▸ Exercise prompt: Revise the passage on AlphaFold's protein predictions, starting at "Atomic precision" and ending at "a few weeks.", and replace "confidence score" with "reliability score".

In the last few months Baker’s team has been working with biologists who were previously stuck trying to figure out the shape of proteins they were studying. “There’s a lot of pretty cool biological research that’s been really sped up,” he says. A public database containing hundreds of thousands of ready-made protein shapes should be an even bigger accelerator.  

“It looks astonishingly impressive,” says Tom Ellis, a synthetic biologist at Imperial College London studying the yeast genome, who is excited to try the database. But he cautions that most of the predicted shapes have not yet been verified in the lab.  

Atomic precision

In the new version of AlphaFold, predictions come with a confidence score that the tool uses to flag how close it thinks each predicted shape is to the real thing. Using this measure, DeepMind found that AlphaFold predicted shapes for 36% of human proteins with an accuracy that is correct down to the level of individual atoms. This is good enough for drug development, says Hassabis.   

Previously, after decades of work, only 17% of the proteins in the human body have had their structures identified in the lab. If AlphaFold’s predictions are as accurate as DeepMind says, the tool has more than doubled this number in just a few weeks.

Even predictions that are not fully accurate at the atomic level are still useful. For more than half of the proteins in the human body, AlphaFold has predicted a shape that should be good enough for researchers to figure out the protein’s function. The rest of AlphaFold’s current predictions are either incorrect, or are for the third of proteins in the human body that don’t have a structure at all until they bind with others. “They’re floppy,” says Hassabis.

▸ Supplied material:
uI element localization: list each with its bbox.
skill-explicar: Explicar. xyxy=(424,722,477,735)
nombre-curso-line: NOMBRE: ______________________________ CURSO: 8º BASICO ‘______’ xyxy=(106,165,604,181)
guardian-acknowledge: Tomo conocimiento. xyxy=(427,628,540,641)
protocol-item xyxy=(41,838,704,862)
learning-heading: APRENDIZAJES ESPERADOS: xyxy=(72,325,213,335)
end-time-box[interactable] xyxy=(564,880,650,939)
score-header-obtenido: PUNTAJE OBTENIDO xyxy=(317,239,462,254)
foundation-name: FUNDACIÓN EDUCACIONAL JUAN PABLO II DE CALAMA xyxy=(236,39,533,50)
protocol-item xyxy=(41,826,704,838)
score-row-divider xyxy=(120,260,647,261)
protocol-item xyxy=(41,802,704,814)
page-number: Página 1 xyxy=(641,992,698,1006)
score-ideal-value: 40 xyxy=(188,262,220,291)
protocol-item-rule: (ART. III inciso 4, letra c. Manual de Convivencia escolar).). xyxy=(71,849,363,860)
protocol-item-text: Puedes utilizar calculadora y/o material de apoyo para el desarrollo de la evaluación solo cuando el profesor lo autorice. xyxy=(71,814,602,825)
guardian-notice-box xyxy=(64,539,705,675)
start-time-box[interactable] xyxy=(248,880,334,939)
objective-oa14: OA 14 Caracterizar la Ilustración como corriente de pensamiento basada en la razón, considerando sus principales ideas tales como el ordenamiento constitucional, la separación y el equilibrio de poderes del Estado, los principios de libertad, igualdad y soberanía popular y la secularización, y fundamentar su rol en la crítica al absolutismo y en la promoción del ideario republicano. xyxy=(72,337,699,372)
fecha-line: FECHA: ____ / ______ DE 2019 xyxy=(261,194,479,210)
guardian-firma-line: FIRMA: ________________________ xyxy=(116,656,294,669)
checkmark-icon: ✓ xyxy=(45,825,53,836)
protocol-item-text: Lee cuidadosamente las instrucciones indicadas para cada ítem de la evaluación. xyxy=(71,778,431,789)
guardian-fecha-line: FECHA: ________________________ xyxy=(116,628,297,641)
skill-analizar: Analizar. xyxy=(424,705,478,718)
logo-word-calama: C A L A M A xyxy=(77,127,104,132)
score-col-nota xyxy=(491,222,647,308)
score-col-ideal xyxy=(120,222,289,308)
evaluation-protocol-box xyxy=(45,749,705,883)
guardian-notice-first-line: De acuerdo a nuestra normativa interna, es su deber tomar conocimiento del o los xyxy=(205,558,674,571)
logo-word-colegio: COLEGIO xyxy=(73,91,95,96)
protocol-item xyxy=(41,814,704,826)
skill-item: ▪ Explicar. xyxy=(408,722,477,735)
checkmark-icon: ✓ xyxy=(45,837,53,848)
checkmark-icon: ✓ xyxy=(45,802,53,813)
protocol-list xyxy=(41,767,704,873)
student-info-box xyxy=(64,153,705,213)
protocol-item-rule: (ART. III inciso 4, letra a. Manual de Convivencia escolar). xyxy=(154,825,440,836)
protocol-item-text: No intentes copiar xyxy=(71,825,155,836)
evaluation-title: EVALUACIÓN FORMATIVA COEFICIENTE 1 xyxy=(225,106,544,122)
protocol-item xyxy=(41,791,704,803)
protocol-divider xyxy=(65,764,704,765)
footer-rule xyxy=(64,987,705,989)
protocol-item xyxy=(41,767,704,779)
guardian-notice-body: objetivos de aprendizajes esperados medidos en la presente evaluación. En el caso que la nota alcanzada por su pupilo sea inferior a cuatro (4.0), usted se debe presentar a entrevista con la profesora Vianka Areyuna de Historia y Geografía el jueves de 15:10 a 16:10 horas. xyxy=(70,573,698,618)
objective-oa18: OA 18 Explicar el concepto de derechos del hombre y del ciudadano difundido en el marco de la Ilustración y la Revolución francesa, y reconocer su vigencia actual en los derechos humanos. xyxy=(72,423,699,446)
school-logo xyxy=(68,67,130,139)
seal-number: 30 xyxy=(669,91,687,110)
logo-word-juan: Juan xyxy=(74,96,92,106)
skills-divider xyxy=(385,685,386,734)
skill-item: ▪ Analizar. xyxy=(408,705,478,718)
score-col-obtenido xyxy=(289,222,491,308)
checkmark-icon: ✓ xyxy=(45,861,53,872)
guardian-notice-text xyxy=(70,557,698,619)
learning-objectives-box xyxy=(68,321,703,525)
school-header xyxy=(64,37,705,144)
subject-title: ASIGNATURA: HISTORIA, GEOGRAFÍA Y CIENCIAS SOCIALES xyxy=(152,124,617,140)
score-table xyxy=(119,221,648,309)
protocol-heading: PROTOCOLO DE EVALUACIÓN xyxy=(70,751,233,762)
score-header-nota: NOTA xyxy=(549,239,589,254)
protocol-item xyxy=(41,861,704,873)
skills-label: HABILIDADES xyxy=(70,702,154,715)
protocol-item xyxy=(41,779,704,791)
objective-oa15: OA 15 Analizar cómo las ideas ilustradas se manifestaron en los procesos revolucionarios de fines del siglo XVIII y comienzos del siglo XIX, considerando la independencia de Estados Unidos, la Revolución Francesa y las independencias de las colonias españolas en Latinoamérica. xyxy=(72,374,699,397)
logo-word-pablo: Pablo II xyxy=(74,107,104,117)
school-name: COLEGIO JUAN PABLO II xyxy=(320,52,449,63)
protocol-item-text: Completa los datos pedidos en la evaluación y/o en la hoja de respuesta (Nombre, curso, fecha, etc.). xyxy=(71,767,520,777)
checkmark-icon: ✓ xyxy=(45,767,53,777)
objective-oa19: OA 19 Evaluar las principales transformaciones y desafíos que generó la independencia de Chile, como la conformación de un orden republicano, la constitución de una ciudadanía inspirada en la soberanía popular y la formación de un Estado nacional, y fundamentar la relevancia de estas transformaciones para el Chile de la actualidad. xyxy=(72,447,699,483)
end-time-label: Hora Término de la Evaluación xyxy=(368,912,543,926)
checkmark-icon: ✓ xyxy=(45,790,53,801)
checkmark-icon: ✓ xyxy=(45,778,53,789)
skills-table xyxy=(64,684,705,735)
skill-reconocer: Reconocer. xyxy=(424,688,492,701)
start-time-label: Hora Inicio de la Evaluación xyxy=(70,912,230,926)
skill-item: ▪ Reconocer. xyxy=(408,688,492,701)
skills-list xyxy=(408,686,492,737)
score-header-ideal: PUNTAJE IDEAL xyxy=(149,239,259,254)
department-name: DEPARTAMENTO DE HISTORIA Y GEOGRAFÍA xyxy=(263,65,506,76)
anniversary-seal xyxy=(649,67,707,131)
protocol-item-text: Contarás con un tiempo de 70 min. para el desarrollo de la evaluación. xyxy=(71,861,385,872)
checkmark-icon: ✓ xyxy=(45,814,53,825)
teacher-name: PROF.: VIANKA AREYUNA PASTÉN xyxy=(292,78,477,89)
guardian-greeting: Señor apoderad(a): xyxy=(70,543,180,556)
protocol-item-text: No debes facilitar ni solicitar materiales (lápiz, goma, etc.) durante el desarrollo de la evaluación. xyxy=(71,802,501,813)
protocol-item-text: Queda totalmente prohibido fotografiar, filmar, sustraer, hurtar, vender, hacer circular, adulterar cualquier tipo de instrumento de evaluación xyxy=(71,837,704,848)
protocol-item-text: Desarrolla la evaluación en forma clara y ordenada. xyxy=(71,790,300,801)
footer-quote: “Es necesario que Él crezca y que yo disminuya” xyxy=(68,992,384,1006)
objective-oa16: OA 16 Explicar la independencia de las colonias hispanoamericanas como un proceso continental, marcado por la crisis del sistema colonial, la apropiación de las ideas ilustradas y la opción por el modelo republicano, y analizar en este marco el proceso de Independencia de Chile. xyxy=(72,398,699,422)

▸ Response to the task:
Atomic precision

In the new version of AlphaFold, predictions come with a reliability score that the tool uses to flag how close it thinks each predicted shape is to the real thing. Using this measure, DeepMind found that AlphaFold predicted shapes for 36% of human proteins with an accuracy that is correct down to the level of individual atoms. This is good enough for drug development, says Hassabis.   

Previously, after decades of work, only 17% of the proteins in the human body have had their structures identified in the lab. If AlphaFold’s predictions are as accurate as DeepMind says, the tool has more than doubled this number in just a few weeks.